[Begin EXCERPTED DATA]
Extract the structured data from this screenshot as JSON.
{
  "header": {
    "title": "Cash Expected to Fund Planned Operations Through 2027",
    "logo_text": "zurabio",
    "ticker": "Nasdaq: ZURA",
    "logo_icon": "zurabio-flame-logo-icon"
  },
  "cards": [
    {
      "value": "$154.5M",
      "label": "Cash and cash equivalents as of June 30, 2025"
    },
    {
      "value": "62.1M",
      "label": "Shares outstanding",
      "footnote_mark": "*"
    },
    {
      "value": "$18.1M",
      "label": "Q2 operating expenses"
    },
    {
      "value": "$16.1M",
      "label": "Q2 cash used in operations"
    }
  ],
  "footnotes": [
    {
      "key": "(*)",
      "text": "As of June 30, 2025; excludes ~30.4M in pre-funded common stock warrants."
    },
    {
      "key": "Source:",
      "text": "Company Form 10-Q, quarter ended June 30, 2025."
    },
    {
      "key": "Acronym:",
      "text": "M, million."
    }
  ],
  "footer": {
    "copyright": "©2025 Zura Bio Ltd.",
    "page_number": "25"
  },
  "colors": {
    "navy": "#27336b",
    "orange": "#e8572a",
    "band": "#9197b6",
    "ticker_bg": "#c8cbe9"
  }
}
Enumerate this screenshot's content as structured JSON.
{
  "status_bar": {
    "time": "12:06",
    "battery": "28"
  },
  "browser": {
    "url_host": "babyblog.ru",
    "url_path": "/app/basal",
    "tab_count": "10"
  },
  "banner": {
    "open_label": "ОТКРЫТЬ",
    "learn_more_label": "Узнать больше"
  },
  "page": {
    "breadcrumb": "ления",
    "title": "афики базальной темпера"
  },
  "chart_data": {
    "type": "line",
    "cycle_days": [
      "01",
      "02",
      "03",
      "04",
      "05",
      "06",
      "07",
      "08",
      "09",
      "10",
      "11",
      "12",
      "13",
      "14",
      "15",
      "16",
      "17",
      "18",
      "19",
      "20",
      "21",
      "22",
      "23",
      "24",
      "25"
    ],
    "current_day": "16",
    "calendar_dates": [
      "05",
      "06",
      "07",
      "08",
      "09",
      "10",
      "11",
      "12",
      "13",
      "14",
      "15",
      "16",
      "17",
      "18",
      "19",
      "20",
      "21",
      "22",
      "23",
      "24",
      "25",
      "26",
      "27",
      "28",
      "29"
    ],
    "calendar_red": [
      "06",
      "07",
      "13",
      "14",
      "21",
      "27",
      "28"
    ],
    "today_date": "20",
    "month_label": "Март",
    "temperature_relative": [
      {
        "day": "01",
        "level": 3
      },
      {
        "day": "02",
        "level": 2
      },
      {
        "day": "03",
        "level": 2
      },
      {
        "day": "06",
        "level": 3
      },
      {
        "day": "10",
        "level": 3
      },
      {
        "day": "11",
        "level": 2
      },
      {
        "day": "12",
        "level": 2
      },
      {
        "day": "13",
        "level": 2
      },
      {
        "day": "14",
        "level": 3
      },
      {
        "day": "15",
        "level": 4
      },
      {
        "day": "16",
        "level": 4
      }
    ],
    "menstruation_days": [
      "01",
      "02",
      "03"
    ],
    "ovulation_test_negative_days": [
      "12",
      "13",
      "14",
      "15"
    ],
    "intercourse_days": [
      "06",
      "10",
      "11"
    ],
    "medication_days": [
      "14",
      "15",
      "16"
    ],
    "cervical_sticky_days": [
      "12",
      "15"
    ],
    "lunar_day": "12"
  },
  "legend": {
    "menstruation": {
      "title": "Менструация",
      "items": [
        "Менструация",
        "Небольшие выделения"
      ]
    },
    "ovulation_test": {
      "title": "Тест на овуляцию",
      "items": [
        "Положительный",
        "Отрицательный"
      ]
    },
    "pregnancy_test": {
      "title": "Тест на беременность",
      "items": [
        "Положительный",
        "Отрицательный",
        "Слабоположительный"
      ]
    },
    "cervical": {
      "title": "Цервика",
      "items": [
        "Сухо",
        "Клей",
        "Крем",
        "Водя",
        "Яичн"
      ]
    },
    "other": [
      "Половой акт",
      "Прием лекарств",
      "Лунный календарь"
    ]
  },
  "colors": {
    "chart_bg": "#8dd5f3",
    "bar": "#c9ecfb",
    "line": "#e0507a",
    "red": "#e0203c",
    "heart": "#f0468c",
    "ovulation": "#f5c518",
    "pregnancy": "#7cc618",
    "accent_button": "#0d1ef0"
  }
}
[End EXCERPTED DATA]
> _STATED PROBLEM_:
Would you give the material above again, complete and exact?

> _WRITTEN REPLY_:
Extract the structured data from this screenshot as JSON.
{
  "header": {
    "title": "Cash Expected to Fund Planned Operations Through 2027",
    "logo_text": "zurabio",
    "ticker": "Nasdaq: ZURA",
    "logo_icon": "zurabio-flame-logo-icon"
  },
  "cards": [
    {
      "value": "$154.5M",
      "label": "Cash and cash equivalents as of June 30, 2025"
    },
    {
      "value": "62.1M",
      "label": "Shares outstanding",
      "footnote_mark": "*"
    },
    {
      "value": "$18.1M",
      "label": "Q2 operating expenses"
    },
    {
      "value": "$16.1M",
      "label": "Q2 cash used in operations"
    }
  ],
  "footnotes": [
    {
      "key": "(*)",
      "text": "As of June 30, 2025; excludes ~30.4M in pre-funded common stock warrants."
    },
    {
      "key": "Source:",
      "text": "Company Form 10-Q, quarter ended June 30, 2025."
    },
    {
      "key": "Acronym:",
      "text": "M, million."
    }
  ],
  "footer": {
    "copyright": "©2025 Zura Bio Ltd.",
    "page_number": "25"
  },
  "colors": {
    "navy": "#27336b",
    "orange": "#e8572a",
    "band": "#9197b6",
    "ticker_bg": "#c8cbe9"
  }
}
Enumerate this screenshot's content as structured JSON.
{
  "status_bar": {
    "time": "12:06",
    "battery": "28"
  },
  "browser": {
    "url_host": "babyblog.ru",
    "url_path": "/app/basal",
    "tab_count": "10"
  },
  "banner": {
    "open_label": "ОТКРЫТЬ",
    "learn_more_label": "Узнать больше"
  },
  "page": {
    "breadcrumb": "ления",
    "title": "афики базальной темпера"
  },
  "chart_data": {
    "type": "line",
    "cycle_days": [
      "01",
      "02",
      "03",
      "04",
      "05",
      "06",
      "07",
      "08",
      "09",
      "10",
      "11",
      "12",
      "13",
      "14",
      "15",
      "16",
      "17",
      "18",
      "19",
      "20",
      "21",
      "22",
      "23",
      "24",
      "25"
    ],
    "current_day": "16",
    "calendar_dates": [
      "05",
      "06",
      "07",
      "08",
      "09",
      "10",
      "11",
      "12",
      "13",
      "14",
      "15",
      "16",
      "17",
      "18",
      "19",
      "20",
      "21",
      "22",
      "23",
      "24",
      "25",
      "26",
      "27",
      "28",
      "29"
    ],
    "calendar_red": [
      "06",
      "07",
      "13",
      "14",
      "21",
      "27",
      "28"
    ],
    "today_date": "20",
    "month_label": "Март",
    "temperature_relative": [
      {
        "day": "01",
        "level": 3
      },
      {
        "day": "02",
        "level": 2
      },
      {
        "day": "03",
        "level": 2
      },
      {
        "day": "06",
        "level": 3
      },
      {
        "day": "10",
        "level": 3
      },
      {
        "day": "11",
        "level": 2
      },
      {
        "day": "12",
        "level": 2
      },
      {
        "day": "13",
        "level": 2
      },
      {
        "day": "14",
        "level": 3
      },
      {
        "day": "15",
        "level": 4
      },
      {
        "day": "16",
        "level": 4
      }
    ],
    "menstruation_days": [
      "01",
      "02",
      "03"
    ],
    "ovulation_test_negative_days": [
      "12",
      "13",
      "14",
      "15"
    ],
    "intercourse_days": [
      "06",
      "10",
      "11"
    ],
    "medication_days": [
      "14",
      "15",
      "16"
    ],
    "cervical_sticky_days": [
      "12",
      "15"
    ],
    "lunar_day": "12"
  },
  "legend": {
    "menstruation": {
      "title": "Менструация",
      "items": [
        "Менструация",
        "Небольшие выделения"
      ]
    },
    "ovulation_test": {
      "title": "Тест на овуляцию",
      "items": [
        "Положительный",
        "Отрицательный"
      ]
    },
    "pregnancy_test": {
      "title": "Тест на беременность",
      "items": [
        "Положительный",
        "Отрицательный",
        "Слабоположительный"
      ]
    },
    "cervical": {
      "title": "Цервика",
      "items": [
        "Сухо",
        "Клей",
        "Крем",
        "Водя",
        "Яичн"
      ]
    },
    "other": [
      "Половой акт",
      "Прием лекарств",
      "Лунный календарь"
    ]
  },
  "colors": {
    "chart_bg": "#8dd5f3",
    "bar": "#c9ecfb",
    "line": "#e0507a",
    "red": "#e0203c",
    "heart": "#f0468c",
    "ovulation": "#f5c518",
    "pregnancy": "#7cc618",
    "accent_button": "#0d1ef0"
  }
}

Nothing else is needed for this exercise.